Tally the lines in these records that hold the string "arrow", and reply with the number alone.

- - - - - - -

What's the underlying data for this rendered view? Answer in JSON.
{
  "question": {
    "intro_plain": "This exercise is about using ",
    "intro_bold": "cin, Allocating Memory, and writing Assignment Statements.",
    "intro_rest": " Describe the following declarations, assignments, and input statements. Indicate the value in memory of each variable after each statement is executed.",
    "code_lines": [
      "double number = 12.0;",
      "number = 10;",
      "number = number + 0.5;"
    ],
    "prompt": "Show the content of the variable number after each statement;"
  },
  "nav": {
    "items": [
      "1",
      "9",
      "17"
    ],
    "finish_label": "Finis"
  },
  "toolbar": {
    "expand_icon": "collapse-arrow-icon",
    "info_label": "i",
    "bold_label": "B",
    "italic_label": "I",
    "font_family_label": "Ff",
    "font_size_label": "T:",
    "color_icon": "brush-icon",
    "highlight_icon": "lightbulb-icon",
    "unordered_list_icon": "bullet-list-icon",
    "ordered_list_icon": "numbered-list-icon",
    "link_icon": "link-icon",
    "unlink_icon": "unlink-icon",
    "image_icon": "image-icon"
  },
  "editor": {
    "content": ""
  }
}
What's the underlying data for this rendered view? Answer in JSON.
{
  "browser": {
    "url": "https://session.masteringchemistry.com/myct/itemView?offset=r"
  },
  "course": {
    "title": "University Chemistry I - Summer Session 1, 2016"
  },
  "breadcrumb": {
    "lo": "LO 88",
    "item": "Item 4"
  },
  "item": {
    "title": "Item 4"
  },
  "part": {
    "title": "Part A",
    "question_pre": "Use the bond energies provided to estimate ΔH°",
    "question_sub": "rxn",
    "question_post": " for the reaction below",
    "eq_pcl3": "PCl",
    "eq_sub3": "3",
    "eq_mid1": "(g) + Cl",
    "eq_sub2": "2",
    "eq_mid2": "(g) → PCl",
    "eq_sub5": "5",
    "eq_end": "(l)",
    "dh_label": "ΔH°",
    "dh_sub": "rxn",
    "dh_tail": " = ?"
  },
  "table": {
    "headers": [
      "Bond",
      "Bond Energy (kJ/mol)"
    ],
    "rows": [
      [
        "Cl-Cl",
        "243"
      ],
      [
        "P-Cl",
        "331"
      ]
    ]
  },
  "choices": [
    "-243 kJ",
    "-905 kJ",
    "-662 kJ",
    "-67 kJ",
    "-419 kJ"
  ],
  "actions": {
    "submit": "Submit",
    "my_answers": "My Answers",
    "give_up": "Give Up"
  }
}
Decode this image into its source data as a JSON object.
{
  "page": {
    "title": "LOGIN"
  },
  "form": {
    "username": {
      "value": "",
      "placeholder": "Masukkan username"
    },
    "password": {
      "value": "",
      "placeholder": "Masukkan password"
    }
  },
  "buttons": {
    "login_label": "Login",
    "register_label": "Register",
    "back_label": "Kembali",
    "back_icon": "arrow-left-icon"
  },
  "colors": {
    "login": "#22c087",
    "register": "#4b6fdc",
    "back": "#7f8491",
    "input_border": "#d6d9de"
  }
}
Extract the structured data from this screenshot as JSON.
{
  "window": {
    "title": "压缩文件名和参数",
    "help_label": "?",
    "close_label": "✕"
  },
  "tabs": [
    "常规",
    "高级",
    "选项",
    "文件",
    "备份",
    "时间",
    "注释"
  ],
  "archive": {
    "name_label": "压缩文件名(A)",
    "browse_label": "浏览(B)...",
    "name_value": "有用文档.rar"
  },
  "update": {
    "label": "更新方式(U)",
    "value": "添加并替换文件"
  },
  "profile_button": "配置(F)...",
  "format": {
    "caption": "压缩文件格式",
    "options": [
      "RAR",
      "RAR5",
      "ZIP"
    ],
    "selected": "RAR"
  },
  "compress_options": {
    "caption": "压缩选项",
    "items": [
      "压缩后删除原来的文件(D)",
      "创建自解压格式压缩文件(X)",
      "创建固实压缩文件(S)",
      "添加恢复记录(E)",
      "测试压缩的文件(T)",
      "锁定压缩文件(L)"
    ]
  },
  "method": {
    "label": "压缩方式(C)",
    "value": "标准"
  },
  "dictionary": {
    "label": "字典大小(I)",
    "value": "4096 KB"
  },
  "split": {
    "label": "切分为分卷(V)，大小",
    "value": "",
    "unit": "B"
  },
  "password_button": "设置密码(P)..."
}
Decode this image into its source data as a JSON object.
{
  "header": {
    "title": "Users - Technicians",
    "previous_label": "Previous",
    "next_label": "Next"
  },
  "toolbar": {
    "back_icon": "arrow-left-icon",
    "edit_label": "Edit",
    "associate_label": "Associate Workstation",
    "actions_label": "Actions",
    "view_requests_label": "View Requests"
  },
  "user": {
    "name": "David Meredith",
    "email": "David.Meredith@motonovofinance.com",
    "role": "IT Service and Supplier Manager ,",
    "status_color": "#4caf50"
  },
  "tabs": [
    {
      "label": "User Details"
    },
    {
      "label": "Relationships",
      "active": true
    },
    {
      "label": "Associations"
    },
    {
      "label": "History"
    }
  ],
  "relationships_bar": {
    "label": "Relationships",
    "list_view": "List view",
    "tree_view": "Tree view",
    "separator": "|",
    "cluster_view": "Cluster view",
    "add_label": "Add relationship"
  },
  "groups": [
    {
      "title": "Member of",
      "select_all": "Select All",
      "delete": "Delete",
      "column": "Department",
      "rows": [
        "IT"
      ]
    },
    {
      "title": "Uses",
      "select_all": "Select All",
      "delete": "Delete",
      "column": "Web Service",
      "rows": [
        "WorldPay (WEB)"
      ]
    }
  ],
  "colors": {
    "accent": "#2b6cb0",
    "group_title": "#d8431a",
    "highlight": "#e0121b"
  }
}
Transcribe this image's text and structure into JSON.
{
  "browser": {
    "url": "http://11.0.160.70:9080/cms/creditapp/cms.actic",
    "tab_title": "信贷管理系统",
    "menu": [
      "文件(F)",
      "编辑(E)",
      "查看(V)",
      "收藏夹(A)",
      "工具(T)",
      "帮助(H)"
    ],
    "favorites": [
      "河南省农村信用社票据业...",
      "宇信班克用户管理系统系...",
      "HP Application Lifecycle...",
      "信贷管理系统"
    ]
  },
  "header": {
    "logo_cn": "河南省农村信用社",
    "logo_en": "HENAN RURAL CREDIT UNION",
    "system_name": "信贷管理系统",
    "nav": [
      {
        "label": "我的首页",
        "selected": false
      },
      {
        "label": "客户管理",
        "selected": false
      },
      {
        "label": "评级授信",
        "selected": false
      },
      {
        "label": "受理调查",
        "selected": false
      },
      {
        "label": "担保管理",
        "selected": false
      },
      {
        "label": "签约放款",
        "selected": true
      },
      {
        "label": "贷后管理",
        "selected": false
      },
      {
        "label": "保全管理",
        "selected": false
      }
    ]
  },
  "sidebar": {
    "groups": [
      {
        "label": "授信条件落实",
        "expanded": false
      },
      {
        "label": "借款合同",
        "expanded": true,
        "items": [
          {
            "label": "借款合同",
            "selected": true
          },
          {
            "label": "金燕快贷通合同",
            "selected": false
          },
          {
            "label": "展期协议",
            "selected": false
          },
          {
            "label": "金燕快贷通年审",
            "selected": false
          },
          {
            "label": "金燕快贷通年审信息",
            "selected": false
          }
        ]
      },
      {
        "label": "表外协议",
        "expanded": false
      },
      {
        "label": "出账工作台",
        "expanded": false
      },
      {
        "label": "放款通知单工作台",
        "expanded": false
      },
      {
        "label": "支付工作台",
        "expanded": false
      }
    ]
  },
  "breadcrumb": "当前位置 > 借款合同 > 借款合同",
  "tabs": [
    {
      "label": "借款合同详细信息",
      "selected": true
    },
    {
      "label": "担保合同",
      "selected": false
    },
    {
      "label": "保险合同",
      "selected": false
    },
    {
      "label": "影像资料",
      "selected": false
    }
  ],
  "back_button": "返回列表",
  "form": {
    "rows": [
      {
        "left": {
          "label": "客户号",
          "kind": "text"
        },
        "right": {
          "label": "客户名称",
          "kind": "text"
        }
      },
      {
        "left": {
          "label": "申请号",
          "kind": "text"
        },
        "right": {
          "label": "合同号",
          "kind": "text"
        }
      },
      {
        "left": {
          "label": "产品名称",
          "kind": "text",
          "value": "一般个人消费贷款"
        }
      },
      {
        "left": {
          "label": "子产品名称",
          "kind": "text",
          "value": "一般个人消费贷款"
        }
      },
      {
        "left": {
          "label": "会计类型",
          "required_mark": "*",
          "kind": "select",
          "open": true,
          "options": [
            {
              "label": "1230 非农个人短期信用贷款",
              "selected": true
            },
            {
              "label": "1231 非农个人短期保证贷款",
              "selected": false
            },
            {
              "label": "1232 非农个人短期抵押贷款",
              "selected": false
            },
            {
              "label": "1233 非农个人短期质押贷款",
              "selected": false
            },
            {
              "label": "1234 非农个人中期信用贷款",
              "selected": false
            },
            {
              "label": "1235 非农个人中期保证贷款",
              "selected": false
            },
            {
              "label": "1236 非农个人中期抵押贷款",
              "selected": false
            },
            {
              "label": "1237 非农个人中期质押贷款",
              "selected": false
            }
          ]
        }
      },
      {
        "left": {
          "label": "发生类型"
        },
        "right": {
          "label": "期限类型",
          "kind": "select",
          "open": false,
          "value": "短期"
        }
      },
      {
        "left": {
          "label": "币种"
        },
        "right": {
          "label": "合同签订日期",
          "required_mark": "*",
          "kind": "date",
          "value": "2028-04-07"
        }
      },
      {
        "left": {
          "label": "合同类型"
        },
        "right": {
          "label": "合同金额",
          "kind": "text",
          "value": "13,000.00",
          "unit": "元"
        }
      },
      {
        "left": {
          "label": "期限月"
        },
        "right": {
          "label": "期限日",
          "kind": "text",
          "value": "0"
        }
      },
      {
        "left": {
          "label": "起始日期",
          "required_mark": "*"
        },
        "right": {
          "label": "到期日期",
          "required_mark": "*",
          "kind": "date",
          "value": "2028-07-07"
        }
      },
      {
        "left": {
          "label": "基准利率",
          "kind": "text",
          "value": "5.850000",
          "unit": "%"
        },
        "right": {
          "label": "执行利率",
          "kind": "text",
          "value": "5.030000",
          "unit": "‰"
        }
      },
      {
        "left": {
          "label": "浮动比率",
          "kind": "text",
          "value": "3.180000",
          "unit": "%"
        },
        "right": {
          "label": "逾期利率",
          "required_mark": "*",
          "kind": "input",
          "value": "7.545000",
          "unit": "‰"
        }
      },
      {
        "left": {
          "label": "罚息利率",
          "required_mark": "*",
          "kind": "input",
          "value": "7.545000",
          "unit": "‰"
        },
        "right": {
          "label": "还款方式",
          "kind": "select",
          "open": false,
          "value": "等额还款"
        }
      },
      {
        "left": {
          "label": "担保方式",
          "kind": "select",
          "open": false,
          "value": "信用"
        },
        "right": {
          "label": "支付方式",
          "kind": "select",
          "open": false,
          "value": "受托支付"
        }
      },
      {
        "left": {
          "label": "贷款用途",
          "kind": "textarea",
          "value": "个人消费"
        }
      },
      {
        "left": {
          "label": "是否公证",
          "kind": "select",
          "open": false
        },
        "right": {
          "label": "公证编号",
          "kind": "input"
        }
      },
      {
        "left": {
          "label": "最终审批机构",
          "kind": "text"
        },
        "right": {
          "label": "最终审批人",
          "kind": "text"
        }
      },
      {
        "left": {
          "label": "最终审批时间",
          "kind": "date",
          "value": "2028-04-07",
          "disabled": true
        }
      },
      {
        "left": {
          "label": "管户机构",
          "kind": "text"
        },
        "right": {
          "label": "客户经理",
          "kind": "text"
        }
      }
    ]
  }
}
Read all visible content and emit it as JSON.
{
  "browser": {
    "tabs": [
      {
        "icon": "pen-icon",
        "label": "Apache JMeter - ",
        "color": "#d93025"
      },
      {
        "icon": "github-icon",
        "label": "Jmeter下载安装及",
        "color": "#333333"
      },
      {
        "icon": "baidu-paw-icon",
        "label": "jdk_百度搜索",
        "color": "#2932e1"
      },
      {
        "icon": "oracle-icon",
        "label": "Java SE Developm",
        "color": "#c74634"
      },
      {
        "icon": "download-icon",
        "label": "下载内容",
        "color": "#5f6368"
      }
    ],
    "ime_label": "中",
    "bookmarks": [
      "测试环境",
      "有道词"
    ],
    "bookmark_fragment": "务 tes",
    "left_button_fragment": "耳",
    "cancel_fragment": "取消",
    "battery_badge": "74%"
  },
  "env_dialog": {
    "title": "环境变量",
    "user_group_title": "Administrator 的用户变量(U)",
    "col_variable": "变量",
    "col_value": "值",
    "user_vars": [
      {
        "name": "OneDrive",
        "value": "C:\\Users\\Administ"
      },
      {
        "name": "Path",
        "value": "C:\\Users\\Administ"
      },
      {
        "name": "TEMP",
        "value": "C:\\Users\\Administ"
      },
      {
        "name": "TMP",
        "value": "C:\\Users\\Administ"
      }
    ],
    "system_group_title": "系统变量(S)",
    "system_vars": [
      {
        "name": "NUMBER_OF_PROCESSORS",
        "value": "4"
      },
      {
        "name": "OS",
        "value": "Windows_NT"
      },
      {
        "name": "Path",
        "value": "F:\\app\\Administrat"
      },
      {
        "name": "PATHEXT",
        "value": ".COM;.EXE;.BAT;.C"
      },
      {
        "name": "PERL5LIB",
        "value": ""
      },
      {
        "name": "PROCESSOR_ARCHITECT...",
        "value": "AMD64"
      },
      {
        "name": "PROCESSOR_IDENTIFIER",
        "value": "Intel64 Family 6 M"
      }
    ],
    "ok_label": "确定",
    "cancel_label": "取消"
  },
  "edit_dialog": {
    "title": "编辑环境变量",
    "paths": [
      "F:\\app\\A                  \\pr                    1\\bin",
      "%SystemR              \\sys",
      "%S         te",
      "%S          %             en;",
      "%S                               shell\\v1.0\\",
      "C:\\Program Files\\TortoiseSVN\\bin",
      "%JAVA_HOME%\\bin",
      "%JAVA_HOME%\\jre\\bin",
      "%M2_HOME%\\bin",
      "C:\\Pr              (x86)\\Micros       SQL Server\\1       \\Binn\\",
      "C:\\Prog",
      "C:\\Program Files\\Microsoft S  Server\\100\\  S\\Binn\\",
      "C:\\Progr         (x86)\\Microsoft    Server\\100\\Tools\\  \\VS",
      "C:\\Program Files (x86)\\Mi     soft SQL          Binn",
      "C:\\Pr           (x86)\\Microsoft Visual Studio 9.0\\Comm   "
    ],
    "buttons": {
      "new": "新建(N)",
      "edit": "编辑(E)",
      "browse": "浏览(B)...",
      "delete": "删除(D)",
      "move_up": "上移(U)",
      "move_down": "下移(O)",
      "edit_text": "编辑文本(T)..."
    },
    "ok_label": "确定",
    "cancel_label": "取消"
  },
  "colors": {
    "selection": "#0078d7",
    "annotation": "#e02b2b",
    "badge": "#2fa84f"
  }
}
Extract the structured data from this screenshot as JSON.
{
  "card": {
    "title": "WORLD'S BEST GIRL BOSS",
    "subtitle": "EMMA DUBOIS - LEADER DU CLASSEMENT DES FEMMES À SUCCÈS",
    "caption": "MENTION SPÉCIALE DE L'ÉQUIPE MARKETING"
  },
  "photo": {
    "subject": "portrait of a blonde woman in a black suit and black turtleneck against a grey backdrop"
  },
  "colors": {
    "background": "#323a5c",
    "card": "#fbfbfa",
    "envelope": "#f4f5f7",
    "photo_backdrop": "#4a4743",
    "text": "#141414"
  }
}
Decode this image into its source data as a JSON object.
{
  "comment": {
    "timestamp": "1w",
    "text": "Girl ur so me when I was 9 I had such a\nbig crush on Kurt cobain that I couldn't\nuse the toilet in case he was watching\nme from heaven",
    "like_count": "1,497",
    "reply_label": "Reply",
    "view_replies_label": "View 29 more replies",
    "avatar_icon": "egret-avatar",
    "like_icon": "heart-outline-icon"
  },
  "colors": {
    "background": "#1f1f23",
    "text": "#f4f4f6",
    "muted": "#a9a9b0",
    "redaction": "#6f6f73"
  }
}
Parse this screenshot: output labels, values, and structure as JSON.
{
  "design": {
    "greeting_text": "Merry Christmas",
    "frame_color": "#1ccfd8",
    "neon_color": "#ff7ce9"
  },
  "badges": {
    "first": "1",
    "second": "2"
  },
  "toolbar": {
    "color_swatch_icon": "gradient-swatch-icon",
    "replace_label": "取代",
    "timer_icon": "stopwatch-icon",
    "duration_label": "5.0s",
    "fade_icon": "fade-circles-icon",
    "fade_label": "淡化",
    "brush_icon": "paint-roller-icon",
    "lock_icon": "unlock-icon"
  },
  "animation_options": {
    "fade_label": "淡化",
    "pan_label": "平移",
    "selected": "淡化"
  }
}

- - - - - - -

■ Output
3